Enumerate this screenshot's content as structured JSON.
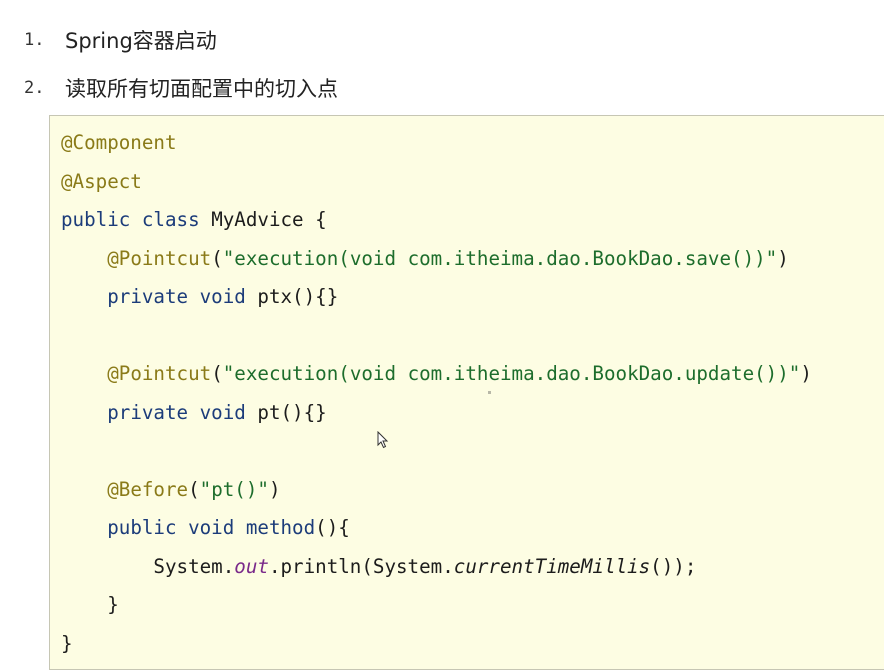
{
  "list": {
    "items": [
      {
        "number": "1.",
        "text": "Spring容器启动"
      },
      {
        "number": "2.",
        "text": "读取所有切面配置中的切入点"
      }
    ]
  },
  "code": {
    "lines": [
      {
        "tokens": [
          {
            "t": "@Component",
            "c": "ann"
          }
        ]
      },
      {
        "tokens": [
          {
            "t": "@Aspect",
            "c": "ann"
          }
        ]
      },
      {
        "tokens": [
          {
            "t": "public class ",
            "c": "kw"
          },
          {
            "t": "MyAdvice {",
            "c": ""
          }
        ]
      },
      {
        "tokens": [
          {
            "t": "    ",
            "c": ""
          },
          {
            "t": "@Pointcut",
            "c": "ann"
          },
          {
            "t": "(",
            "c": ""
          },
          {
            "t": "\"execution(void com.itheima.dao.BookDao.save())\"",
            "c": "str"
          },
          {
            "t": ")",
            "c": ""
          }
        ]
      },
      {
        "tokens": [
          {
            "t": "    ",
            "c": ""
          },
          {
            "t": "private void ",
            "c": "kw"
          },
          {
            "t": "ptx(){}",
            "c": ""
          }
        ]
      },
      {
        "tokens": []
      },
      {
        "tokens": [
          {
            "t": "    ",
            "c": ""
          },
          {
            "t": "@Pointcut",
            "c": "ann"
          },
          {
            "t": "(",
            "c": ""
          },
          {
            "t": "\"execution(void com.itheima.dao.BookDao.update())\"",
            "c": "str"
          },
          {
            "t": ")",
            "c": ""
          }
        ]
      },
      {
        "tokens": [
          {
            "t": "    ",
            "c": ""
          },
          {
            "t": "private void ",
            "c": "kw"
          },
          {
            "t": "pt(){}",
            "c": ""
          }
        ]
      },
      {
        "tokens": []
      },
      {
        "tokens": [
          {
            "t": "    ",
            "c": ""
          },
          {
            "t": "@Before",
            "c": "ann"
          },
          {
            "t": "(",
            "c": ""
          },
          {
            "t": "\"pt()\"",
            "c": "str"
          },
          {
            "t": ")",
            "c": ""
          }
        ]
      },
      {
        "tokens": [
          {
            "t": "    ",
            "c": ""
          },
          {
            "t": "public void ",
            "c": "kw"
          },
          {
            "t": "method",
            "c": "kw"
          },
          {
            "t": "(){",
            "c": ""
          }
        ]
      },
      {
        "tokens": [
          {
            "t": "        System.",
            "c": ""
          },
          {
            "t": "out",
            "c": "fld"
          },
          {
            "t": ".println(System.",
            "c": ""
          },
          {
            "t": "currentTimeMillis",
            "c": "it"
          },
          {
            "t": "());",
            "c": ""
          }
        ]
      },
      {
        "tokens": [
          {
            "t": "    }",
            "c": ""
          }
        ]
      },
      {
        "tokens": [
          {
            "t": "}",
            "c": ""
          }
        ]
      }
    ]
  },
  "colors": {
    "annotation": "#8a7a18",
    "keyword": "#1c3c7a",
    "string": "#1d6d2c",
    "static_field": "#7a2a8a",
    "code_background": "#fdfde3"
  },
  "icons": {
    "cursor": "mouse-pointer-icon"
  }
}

========================================

# Set exercise
Repeat the lines above exactly, and keep every picture out.

# Exercise result
Enumerate this screenshot's content as structured JSON.
{
  "list": {
    "items": [
      {
        "number": "1.",
        "text": "Spring容器启动"
      },
      {
        "number": "2.",
        "text": "读取所有切面配置中的切入点"
      }
    ]
  },
  "code": {
    "lines": [
      {
        "tokens": [
          {
            "t": "@Component",
            "c": "ann"
          }
        ]
      },
      {
        "tokens": [
          {
            "t": "@Aspect",
            "c": "ann"
          }
        ]
      },
      {
        "tokens": [
          {
            "t": "public class ",
            "c": "kw"
          },
          {
            "t": "MyAdvice {",
            "c": ""
          }
        ]
      },
      {
        "tokens": [
          {
            "t": "    ",
            "c": ""
          },
          {
            "t": "@Pointcut",
            "c": "ann"
          },
          {
            "t": "(",
            "c": ""
          },
          {
            "t": "\"execution(void com.itheima.dao.BookDao.save())\"",
            "c": "str"
          },
          {
            "t": ")",
            "c": ""
          }
        ]
      },
      {
        "tokens": [
          {
            "t": "    ",
            "c": ""
          },
          {
            "t": "private void ",
            "c": "kw"
          },
          {
            "t": "ptx(){}",
            "c": ""
          }
        ]
      },
      {
        "tokens": []
      },
      {
        "tokens": [
          {
            "t": "    ",
            "c": ""
          },
          {
            "t": "@Pointcut",
            "c": "ann"
          },
          {
            "t": "(",
            "c": ""
          },
          {
            "t": "\"execution(void com.itheima.dao.BookDao.update())\"",
            "c": "str"
          },
          {
            "t": ")",
            "c": ""
          }
        ]
      },
      {
        "tokens": [
          {
            "t": "    ",
            "c": ""
          },
          {
            "t": "private void ",
            "c": "kw"
          },
          {
            "t": "pt(){}",
            "c": ""
          }
        ]
      },
      {
        "tokens": []
      },
      {
        "tokens": [
          {
            "t": "    ",
            "c": ""
          },
          {
            "t": "@Before",
            "c": "ann"
          },
          {
            "t": "(",
            "c": ""
          },
          {
            "t": "\"pt()\"",
            "c": "str"
          },
          {
            "t": ")",
            "c": ""
          }
        ]
      },
      {
        "tokens": [
          {
            "t": "    ",
            "c": ""
          },
          {
            "t": "public void ",
            "c": "kw"
          },
          {
            "t": "method",
            "c": "kw"
          },
          {
            "t": "(){",
            "c": ""
          }
        ]
      },
      {
        "tokens": [
          {
            "t": "        System.",
            "c": ""
          },
          {
            "t": "out",
            "c": "fld"
          },
          {
            "t": ".println(System.",
            "c": ""
          },
          {
            "t": "currentTimeMillis",
            "c": "it"
          },
          {
            "t": "());",
            "c": ""
          }
        ]
      },
      {
        "tokens": [
          {
            "t": "    }",
            "c": ""
          }
        ]
      },
      {
        "tokens": [
          {
            "t": "}",
            "c": ""
          }
        ]
      }
    ]
  },
  "colors": {
    "annotation": "#8a7a18",
    "keyword": "#1c3c7a",
    "string": "#1d6d2c",
    "static_field": "#7a2a8a",
    "code_background": "#fdfde3"
  },
  "icons": {
    "cursor": "mouse-pointer-icon"
  }
}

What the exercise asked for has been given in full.